== RECORDS PROVIDED ==
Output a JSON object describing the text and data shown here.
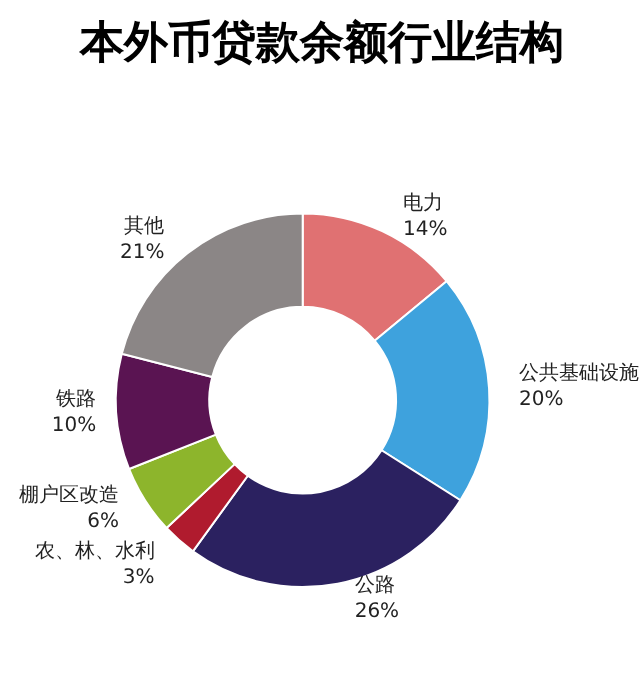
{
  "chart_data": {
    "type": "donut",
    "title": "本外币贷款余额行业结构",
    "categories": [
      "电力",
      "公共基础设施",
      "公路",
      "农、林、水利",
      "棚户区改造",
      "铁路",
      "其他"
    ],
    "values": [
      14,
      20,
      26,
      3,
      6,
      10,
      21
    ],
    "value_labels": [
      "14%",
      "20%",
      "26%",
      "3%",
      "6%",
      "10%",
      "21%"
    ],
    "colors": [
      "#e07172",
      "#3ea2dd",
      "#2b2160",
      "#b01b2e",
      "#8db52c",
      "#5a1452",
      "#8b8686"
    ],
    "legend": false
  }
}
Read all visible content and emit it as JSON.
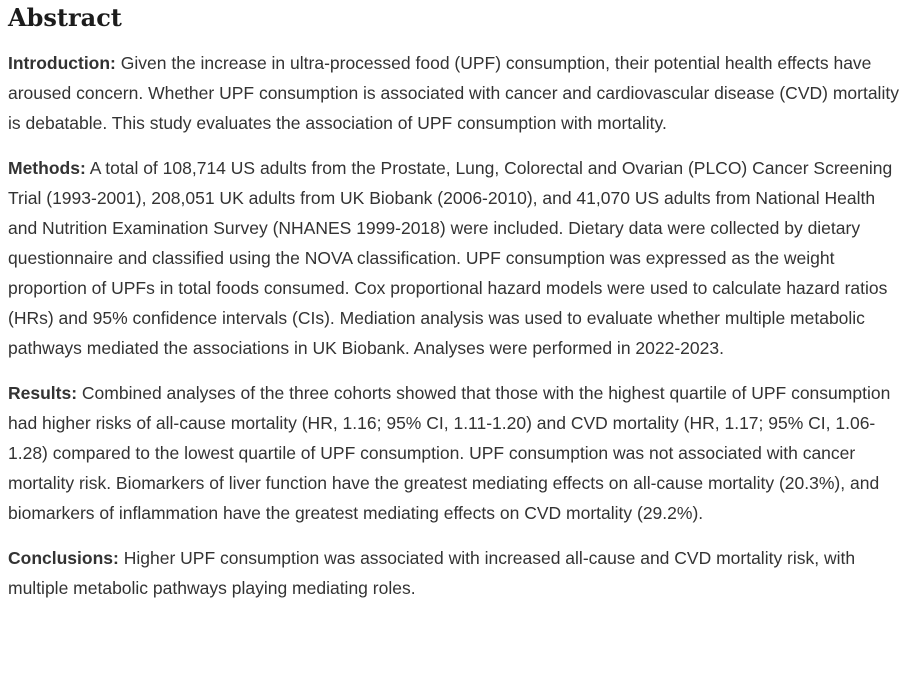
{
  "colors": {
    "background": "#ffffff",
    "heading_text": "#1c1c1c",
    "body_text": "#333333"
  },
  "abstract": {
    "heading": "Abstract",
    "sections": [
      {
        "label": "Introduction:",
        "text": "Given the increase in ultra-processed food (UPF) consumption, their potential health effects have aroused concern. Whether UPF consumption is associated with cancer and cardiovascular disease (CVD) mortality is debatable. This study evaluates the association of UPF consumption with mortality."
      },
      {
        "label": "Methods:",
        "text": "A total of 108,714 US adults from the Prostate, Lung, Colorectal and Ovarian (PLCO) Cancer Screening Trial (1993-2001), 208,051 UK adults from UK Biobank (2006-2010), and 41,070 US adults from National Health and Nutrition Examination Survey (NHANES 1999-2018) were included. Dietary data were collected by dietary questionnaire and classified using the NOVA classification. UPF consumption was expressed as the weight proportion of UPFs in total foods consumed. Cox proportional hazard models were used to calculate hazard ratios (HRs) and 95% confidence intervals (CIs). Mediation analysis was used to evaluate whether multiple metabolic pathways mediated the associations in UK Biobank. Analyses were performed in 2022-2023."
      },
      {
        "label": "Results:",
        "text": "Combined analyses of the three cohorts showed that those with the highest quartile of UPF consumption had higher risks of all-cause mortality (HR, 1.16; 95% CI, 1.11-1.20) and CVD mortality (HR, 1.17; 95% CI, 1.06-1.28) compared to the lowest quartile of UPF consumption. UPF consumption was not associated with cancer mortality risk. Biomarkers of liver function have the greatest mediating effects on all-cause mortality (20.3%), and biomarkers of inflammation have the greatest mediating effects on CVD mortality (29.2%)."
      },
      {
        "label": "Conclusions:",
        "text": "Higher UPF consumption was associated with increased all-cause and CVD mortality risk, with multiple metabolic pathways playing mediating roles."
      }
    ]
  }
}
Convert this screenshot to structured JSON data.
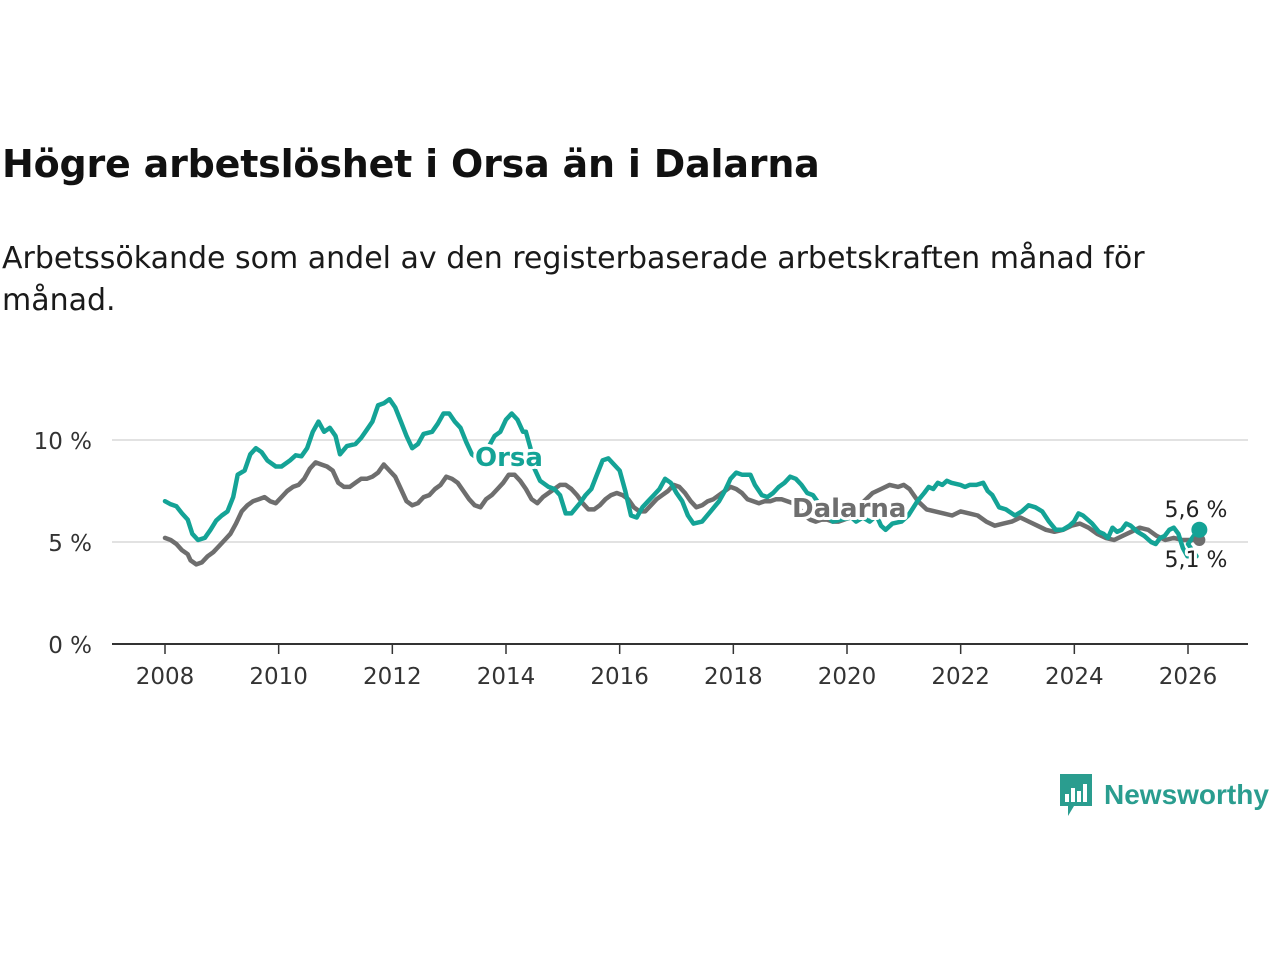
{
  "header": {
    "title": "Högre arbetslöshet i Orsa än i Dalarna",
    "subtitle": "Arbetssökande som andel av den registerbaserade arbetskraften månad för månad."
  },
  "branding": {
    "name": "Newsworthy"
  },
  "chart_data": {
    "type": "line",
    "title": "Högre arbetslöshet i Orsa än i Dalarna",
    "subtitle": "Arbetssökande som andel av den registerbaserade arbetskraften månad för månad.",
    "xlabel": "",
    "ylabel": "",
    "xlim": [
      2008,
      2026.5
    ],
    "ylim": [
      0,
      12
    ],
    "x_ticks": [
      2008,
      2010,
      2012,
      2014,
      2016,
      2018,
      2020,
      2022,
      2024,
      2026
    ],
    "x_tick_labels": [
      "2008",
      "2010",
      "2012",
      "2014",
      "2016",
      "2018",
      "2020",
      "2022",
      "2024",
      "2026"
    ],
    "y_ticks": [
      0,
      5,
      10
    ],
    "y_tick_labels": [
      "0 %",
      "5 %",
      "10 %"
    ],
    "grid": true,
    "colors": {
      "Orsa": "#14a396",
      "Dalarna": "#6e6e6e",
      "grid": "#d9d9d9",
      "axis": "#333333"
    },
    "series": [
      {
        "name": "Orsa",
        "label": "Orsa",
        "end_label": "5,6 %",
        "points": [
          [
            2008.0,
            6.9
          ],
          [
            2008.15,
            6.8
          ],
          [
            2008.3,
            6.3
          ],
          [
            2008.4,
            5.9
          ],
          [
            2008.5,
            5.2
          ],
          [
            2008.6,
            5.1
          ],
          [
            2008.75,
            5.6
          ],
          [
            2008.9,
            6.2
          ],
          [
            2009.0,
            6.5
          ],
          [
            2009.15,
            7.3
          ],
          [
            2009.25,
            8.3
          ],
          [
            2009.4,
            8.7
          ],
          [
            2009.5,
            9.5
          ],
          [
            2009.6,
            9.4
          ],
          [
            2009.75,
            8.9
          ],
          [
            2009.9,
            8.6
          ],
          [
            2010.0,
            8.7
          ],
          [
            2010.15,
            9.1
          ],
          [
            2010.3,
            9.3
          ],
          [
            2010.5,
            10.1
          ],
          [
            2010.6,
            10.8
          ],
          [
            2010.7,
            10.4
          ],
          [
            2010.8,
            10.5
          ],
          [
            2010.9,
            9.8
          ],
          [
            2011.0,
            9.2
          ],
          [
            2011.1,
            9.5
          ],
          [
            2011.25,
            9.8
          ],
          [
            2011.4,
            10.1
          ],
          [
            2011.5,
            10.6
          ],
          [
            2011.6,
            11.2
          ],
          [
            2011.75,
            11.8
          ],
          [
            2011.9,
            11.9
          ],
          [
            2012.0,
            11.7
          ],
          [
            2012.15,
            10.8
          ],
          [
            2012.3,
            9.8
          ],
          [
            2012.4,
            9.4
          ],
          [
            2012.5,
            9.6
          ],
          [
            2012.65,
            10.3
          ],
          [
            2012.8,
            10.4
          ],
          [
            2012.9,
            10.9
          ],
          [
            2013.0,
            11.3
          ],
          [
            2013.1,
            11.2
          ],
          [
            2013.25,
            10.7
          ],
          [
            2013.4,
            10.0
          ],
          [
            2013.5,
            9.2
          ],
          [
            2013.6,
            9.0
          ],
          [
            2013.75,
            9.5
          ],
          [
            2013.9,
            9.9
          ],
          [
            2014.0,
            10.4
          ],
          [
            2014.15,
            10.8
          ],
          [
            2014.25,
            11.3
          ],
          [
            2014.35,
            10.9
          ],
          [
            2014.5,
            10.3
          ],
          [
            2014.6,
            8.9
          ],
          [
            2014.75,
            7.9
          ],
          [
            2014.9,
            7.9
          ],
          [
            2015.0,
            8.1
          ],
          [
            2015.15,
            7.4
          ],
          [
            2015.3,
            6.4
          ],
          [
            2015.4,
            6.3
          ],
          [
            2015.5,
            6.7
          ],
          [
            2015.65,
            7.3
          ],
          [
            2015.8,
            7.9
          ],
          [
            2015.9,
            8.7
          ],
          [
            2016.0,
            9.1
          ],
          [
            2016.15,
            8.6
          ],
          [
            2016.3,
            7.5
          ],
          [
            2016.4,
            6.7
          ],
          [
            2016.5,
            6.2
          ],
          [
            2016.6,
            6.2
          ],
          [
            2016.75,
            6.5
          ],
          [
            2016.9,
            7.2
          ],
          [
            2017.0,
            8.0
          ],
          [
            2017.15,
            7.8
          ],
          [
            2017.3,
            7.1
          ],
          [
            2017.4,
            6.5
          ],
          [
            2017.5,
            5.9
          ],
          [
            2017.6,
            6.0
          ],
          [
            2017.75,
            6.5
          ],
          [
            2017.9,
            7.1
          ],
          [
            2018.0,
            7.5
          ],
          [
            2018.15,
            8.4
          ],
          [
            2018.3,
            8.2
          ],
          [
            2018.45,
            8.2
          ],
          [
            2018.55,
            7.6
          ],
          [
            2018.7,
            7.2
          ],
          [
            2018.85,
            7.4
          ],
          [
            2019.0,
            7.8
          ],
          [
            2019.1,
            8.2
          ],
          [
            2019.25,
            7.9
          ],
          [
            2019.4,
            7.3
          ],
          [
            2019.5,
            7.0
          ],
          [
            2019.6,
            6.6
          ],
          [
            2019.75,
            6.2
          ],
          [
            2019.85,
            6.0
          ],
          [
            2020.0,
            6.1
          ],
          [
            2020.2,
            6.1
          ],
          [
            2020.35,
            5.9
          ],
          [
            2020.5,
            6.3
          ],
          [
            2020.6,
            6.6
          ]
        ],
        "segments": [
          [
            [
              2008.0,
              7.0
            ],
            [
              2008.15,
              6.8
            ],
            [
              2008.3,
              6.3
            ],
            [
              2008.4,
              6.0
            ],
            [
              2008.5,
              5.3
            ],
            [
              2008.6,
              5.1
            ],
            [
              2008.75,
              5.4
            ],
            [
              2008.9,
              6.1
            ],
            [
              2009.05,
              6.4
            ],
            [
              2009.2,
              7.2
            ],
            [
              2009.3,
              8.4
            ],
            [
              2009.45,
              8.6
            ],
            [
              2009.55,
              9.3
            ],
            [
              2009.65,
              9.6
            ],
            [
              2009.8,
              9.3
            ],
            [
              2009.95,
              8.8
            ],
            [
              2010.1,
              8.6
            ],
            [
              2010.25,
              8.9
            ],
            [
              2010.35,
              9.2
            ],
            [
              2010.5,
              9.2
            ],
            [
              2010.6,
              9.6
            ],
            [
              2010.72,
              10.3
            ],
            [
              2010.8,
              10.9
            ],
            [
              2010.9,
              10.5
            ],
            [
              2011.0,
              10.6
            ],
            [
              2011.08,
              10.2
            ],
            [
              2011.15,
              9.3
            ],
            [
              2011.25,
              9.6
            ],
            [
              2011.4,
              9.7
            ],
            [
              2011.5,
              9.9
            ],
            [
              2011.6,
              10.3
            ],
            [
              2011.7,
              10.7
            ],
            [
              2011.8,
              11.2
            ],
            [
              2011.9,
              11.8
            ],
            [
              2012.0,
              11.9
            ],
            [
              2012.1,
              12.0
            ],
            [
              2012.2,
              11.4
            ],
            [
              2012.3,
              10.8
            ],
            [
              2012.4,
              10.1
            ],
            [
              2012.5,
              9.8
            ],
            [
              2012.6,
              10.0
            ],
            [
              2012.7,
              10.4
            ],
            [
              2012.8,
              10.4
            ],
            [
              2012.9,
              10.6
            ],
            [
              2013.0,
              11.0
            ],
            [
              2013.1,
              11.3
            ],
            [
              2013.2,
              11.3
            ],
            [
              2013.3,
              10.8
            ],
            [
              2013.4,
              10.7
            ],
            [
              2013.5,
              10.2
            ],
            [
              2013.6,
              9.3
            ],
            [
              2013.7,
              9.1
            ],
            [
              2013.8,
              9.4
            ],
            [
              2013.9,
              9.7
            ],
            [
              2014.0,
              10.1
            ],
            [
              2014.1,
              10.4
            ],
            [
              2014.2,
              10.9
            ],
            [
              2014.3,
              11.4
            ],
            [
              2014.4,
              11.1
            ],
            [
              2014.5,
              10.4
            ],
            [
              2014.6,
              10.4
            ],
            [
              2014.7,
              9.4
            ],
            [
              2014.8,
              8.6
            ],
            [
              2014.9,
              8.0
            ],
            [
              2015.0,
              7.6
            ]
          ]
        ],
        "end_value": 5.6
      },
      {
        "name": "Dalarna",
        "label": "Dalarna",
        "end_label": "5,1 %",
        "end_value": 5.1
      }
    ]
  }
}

== GOAL OF THE EXERCISE ==
Count up every line above that has the word "andel" in it; answer with the number alone.

== SOLUTION TO THIS EXERCISE ==
2